Otro experto, George Monbiot, también en 2004, advertía de que mientras más compleja sea una economía, más débil será, y la opción salvadora pasa por desmantelar cuanto antes la economía tal y como funciona: «Para comprender lo que va a pasar, en primer lugar debemos entender el hecho central de la existencia. La vida es una lucha contra la entropía. La entropía puede definirse a grandes rasgos como la dispersión de energía. Tan pronto como un sistema -ya sea un organismo o una economía- se queda sin energía, comienza a desintegrarse. Su supervivencia depende del apoderamiento de nuevas fuentes de combustible. La evolución biológica está dirigida por la necesidad de aprovechar la energía que otros organismos requieren. Lo mismo vale para nuestras economías». Y después de mostrar que es imposible que las energías alternativas provean de lo suficiente, añade: «Si es imposible de sostener la complejidad de nuestra economía, nuestra mayor esperanza es empezar a desmantelarla antes de que colapse».
-=-=-=-=-
▶ _LISTA DE ACTIVIDADES_:
(A) Responde estas preguntas sobre el texto acerca de la entropía y la economía:
(i) ¿En qué año hizo George Monbiot su advertencia?
(ii) ¿Cómo se define a grandes rasgos la entropía?
(iii) Según Monbiot, ¿cuál es la mayor esperanza si es imposible sostener la complejidad de nuestra economía?
(B) Resume en pocas líneas el párrafo que comienza con «Otro experto, George Monbiot» del texto sobre la entropía y la economía, sin perder sus datos principales.
(C) Escribe una continuación del texto sobre la entropía y la economía, a partir de su última oración.
Los ítems no intervienen en este trabajo.

Registros de una colección:
-=-=-=-=-
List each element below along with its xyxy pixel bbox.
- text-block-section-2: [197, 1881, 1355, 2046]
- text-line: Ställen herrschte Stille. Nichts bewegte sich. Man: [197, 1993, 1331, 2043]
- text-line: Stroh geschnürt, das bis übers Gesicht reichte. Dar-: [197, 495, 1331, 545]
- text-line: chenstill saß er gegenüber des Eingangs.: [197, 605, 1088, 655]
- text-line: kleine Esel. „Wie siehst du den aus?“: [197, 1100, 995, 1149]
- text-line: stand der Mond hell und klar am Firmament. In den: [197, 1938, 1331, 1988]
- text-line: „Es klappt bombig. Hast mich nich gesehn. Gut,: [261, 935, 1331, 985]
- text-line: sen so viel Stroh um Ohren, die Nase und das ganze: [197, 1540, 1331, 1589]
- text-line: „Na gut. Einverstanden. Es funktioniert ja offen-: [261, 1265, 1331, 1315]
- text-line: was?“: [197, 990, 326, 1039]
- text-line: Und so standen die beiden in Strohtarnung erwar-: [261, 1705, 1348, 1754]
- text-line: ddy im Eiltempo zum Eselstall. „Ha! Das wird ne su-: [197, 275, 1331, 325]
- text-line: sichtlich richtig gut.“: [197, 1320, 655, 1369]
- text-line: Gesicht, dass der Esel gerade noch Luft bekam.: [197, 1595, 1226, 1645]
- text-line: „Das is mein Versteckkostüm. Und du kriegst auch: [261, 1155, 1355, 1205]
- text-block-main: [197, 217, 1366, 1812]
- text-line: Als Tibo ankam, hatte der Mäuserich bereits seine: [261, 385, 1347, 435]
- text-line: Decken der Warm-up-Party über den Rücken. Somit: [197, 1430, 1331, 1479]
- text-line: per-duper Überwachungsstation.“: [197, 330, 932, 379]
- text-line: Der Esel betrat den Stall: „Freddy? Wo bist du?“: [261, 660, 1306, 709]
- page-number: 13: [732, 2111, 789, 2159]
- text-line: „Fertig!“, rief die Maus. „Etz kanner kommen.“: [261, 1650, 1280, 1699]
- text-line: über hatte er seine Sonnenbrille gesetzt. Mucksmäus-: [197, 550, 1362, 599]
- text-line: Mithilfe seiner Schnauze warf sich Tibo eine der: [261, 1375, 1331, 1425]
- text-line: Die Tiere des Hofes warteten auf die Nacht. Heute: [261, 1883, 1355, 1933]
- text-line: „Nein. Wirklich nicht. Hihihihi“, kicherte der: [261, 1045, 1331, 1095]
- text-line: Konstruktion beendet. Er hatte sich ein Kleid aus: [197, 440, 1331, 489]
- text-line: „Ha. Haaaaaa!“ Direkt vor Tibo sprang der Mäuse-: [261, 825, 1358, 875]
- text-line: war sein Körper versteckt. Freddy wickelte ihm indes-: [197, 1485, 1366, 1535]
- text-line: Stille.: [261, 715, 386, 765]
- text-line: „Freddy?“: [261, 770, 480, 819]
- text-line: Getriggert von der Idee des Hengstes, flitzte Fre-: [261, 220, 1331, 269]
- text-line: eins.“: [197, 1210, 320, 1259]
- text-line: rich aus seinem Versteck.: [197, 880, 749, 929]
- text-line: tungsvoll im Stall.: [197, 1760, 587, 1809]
-=-=-=-=-
▶ _RESPUESTAS POR TAREA_:
(A)
(i) En 2004.
(ii) Como la dispersión de energía.
(iii) Empezar a desmantelarla antes de que colapse.

(B) En 2004, George Monbiot advertía que cuanto más compleja es una economía, más débil resulta, y que la salida es desmantelarla cuanto antes. Parte de que la vida es una lucha contra la entropía, la dispersión de energía: un organismo o una economía se desintegra al quedarse sin energía y sobrevive apoderándose de nuevas fuentes de combustible. Tras mostrar que las energías alternativas no bastan, concluye que, si no puede sostenerse esa complejidad, lo mejor es desmantelar la economía antes de que colapse.

(C)
Si buscamos la razón para explicar esta actitud, que parece autodestructiva, podemos, por ejemplo, leer el clásico Warum Krieg?, traducido ¿ Por qué la Guerra?, de 1932, colección epistolar entre Albert Einstein y Sigmund Freud, donde vemos que el primero señalaba: «La propuesta de la Liga de las Naciones y de su Instituto Internacional de Cooperación Intelectual en París para que invite a alguien, elegido por mí mismo, a un franco intercambio de ideas sobre cualquier problema que yo desee escoger me brinda una muy grata oportunidad de debatir con usted una cuestión que, tal como están ahora las cosas, parece el más imperioso de todos los problemas que la civilización debe enfrentar. El problema es este: ¿Hay algún camino para evitar a la humanidad los estragos de la guerra?». Más adelante, observaba: «porque el hombre tiene dentro de sí un apetito de odio y destrucción. En épocas normales esta pasión existe en estado latente, y únicamente emerge en circunstancias inusuales; pero es relativamente sencillo ponerla en juego y exaltarla hasta el poder de una psicosis colectiva». Esto fue el 31 de julio de 1932.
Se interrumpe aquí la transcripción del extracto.